▶ **ESTRATTO DELLA PAGINA**
+---+
Questi biomarcatori sono ancora oggi fondamentali per una diagnosi precoce e per gestire i pazienti sin dalle cure primarie, in modo da inviarli per tempo ai centri specializzati e prevenire la progressione di condizioni gestibili in modo da ridurre la necessità di interventi urgenti. ALT in particolare è il più sensibile ed è fondamentale per la previsione degli esiti clinici e la guida degli interventi in diverse malattie.

Continua Burra: “Le due transaminasi sono marcatori facili da rilevare con un esame del sangue ed economici. ALT però è più specifico perché si trova solo all’interno della cellula epatica, mentre AST è presente in diversi tessuti oltre al fegato, come muscoli, cuore e rene. Motivo per cui ALT è usato dagli specialisti per molte forme epatiche, sia virali sia metaboliche. La tendenza però è di variarne i limiti perché ci sono condizioni in cui la soglia riportata dal laboratorio può non corrispondere esattamente al grado di malattia o interessamento del fegato”.



Integrare più sistemi


Burra si riferisce al fatto che i livelli di ALT sono influenzati da diversi fattori, come età, sesso e rischi metabolici, rendendo complessa l’applicazione di soglie specifiche. Inoltre evidenze emergenti suggeriscono la necessità di ridefinire gli intervalli di ALT per migliorare la sensibilità e l’accuratezza nella rilevazione delle anomalie epatiche. Per questo di recente è stata condotta una revisione approfondita delle evidenze e un confronto tra esperti – a cui hanno partecipato anche Burra e Invernizzi – per valutare le implicazioni pratiche dell’ottimizzazione delle strategie diagnostiche basate sull’ALT. Come l’integrazione con altri biomarcatori della funzionalità epatica, tecniche non invasive multiparametriche e di imaging, nonché con strumenti emergenti basati sull’intelligenza artificiale (Ai), che possono potenziarne ulteriormente l’utilizzo, consentendo di adattare le strategie diagnostiche sia nell’assistenza primaria che in quella specialistica.

“Il marcatore perfetto non esiste” commenta Invernizzi che ricorda come queste diagnosi continuino a essere complesse perché basate su diverse manifestazioni della malattia. Per quanto riguarda l’Ai aggiunge: “È una tecnologia aggiuntiva che migliora le nostre prestazioni soprattutto in caso di diagnosi complesse che devono mettere insieme diversi aspetti. Ormai si sono accumulate molte evidenze, anche se ancora in ambito sperimentale, che sarà di ausilio e un vantaggio nella pratica clinica di qualsiasi medico. Succederà a breve ma oggi non è ancora realtà”.
+---+
Dati per il riconoscimento della struttura del documento:
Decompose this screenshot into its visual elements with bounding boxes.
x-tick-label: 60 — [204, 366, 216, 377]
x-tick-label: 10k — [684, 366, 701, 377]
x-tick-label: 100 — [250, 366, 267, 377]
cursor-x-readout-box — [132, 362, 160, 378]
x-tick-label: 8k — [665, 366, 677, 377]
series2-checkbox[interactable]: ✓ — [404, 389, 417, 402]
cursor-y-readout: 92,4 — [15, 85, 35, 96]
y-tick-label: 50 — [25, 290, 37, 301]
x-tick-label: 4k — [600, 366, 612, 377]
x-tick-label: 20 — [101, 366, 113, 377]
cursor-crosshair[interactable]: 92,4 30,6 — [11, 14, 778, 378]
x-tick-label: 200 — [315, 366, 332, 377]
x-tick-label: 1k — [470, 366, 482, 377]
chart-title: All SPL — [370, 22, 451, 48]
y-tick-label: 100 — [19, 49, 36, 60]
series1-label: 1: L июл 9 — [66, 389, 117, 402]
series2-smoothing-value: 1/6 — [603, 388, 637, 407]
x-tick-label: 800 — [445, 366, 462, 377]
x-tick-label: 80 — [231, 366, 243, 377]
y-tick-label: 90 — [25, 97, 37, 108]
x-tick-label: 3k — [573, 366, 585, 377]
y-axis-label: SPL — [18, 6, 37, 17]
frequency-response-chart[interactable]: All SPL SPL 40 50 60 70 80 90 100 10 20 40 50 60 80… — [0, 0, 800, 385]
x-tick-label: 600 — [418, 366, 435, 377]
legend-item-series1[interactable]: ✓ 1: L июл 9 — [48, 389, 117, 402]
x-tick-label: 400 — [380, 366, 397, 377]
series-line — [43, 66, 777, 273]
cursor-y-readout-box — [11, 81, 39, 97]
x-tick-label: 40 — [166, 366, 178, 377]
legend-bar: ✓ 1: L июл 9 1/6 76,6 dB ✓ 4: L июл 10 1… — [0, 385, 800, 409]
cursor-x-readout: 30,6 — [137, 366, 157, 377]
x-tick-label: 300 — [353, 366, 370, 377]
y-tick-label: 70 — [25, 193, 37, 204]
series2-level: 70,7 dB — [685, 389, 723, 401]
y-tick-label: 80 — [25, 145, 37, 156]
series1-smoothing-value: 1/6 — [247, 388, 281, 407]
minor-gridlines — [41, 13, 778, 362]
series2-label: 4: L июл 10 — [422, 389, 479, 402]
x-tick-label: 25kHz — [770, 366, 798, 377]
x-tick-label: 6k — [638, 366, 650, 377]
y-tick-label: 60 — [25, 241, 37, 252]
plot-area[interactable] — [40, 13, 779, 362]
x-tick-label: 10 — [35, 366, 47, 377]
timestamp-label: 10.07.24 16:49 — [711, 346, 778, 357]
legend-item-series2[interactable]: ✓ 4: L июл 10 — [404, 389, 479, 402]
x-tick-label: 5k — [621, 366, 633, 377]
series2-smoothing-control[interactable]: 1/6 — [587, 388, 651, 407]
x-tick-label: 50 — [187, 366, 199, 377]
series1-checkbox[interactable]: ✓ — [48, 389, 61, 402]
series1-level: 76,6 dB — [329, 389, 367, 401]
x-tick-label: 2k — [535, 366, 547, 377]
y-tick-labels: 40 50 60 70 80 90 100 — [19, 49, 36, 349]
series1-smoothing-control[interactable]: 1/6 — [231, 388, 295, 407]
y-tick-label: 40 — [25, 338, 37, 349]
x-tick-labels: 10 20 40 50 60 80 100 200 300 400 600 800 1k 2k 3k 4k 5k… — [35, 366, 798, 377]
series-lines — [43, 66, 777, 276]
+---+
▶ **ATTIVITÀ RICHIESTE**
1 – Secondo il testo sulle transaminasi, perché l'ALT è più specifico dell'AST?
2 – Estrai dal testo sulle transaminasi il passo che va da "Questi biomarcatori sono" fino a "in diverse malattie." incluso.
I record non servono per svolgere il lavoro.

▶ **RISPOSTE FORNITE**
1 – Perché si trova solo all'interno della cellula epatica, mentre l'AST è presente in diversi tessuti oltre al fegato.

2 –
Questi biomarcatori sono ancora oggi fondamentali per una diagnosi precoce e per gestire i pazienti sin dalle cure primarie, in modo da inviarli per tempo ai centri specializzati e prevenire la progressione di condizioni gestibili in modo da ridurre la necessità di interventi urgenti. ALT in particolare è il più sensibile ed è fondamentale per la previsione degli esiti clinici e la guida degli interventi in diverse malattie.